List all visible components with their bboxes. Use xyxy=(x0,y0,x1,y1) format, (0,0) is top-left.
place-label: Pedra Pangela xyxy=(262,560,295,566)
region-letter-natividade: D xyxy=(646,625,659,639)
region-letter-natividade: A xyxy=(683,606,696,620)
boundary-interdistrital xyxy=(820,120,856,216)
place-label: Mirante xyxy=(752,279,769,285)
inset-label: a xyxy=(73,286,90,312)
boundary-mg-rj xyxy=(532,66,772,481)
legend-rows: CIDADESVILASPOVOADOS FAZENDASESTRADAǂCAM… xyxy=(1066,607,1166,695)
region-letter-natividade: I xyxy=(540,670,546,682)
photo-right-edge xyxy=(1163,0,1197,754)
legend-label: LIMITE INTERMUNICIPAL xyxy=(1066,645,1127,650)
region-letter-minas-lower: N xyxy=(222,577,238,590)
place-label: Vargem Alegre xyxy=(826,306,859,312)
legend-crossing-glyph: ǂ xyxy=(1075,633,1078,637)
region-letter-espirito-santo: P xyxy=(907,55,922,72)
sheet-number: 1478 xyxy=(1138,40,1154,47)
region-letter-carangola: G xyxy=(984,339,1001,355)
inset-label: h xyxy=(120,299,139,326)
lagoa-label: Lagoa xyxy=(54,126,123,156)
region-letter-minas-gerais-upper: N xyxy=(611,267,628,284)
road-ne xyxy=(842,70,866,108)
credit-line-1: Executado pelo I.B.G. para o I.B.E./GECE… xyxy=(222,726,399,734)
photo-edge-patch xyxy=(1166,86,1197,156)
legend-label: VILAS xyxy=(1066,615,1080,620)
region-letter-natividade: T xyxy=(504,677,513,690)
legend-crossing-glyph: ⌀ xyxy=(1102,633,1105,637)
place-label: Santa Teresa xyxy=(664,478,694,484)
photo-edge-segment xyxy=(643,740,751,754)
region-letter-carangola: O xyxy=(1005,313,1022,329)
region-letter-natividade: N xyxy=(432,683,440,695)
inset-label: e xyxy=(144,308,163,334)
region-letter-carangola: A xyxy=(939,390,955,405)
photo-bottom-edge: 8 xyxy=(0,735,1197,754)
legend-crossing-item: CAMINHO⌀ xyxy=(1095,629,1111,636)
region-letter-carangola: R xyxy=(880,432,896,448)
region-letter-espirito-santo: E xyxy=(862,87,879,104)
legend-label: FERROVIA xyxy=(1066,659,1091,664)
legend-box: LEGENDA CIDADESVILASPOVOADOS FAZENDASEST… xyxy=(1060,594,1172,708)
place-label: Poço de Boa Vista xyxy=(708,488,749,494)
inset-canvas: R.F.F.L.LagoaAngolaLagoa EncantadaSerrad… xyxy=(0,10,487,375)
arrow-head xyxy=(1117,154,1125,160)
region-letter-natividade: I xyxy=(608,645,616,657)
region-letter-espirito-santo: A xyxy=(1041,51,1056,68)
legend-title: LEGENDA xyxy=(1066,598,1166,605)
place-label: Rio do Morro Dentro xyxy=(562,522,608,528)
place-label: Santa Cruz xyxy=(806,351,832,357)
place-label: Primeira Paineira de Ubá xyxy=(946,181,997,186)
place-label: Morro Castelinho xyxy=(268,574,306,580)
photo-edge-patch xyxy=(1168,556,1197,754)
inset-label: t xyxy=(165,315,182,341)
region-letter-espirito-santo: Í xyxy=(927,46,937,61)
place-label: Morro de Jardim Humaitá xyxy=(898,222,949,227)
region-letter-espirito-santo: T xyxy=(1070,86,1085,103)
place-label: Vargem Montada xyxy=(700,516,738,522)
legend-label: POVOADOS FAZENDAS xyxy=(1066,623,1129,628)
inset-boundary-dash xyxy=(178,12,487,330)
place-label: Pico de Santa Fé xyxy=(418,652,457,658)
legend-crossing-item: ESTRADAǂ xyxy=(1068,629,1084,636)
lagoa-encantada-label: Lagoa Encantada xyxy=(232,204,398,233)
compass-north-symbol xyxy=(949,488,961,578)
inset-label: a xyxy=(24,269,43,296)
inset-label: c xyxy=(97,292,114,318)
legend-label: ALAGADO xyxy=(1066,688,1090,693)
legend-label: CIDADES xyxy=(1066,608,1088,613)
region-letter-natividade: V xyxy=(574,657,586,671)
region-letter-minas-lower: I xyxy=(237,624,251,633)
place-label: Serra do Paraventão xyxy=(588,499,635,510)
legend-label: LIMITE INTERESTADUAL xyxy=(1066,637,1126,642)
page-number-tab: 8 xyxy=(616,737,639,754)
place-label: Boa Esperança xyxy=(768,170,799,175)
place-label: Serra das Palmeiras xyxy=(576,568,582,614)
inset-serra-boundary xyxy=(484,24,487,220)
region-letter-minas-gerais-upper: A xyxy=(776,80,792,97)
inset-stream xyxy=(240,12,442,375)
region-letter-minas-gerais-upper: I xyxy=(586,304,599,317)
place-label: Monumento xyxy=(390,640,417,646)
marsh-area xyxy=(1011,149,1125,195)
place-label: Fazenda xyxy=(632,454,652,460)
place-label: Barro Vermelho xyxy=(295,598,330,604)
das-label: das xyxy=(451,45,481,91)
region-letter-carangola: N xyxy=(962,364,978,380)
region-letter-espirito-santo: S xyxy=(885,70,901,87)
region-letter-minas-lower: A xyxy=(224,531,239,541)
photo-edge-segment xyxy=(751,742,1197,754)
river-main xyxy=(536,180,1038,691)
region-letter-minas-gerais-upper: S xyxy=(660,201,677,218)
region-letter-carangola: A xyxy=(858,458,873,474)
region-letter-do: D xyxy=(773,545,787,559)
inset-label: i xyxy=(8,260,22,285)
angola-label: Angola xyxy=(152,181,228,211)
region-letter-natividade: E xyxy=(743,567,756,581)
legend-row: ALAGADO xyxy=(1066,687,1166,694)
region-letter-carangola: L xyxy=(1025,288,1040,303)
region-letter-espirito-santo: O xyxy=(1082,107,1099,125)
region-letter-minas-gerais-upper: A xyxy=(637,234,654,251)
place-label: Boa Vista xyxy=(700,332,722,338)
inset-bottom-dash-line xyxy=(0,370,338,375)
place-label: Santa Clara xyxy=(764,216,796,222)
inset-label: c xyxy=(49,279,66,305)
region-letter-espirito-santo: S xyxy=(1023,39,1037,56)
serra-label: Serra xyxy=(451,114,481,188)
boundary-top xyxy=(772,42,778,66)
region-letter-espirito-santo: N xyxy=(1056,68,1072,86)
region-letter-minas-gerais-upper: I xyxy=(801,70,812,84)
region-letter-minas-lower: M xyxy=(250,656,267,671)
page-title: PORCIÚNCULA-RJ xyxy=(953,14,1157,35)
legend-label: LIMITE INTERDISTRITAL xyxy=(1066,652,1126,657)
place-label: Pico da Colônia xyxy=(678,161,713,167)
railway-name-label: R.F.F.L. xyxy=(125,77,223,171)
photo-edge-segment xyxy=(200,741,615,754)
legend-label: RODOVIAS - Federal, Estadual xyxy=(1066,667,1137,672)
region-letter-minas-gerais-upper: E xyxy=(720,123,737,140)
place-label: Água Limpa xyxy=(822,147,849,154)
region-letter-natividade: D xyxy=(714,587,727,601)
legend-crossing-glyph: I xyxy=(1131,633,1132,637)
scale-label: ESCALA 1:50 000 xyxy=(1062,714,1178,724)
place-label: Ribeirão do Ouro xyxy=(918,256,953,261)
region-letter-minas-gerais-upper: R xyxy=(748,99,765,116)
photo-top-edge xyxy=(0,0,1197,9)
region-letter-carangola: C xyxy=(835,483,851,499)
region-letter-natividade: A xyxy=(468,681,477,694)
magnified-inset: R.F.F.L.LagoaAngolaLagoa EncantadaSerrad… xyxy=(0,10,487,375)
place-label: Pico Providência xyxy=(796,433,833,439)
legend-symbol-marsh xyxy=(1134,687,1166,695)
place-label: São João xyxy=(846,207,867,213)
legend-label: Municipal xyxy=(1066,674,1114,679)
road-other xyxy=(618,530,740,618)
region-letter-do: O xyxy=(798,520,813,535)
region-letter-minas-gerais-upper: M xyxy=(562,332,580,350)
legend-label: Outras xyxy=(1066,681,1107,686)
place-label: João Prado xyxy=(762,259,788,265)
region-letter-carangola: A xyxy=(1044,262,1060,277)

**Stated task**
Replace "place-label" with "place-name" in the entries from the first line up to and including the line with "region-letter-natividade: I xyxy=(540,670,546,682)", and give back only those lines with nothing else changed.

**Answer below**
List all visible components with their bboxes. Use xyxy=(x0,y0,x1,y1) format, (0,0) is top-left.
place-name: Pedra Pangela xyxy=(262,560,295,566)
region-letter-natividade: D xyxy=(646,625,659,639)
region-letter-natividade: A xyxy=(683,606,696,620)
boundary-interdistrital xyxy=(820,120,856,216)
place-name: Mirante xyxy=(752,279,769,285)
inset-label: a xyxy=(73,286,90,312)
boundary-mg-rj xyxy=(532,66,772,481)
legend-rows: CIDADESVILASPOVOADOS FAZENDASESTRADAǂCAM… xyxy=(1066,607,1166,695)
region-letter-natividade: I xyxy=(540,670,546,682)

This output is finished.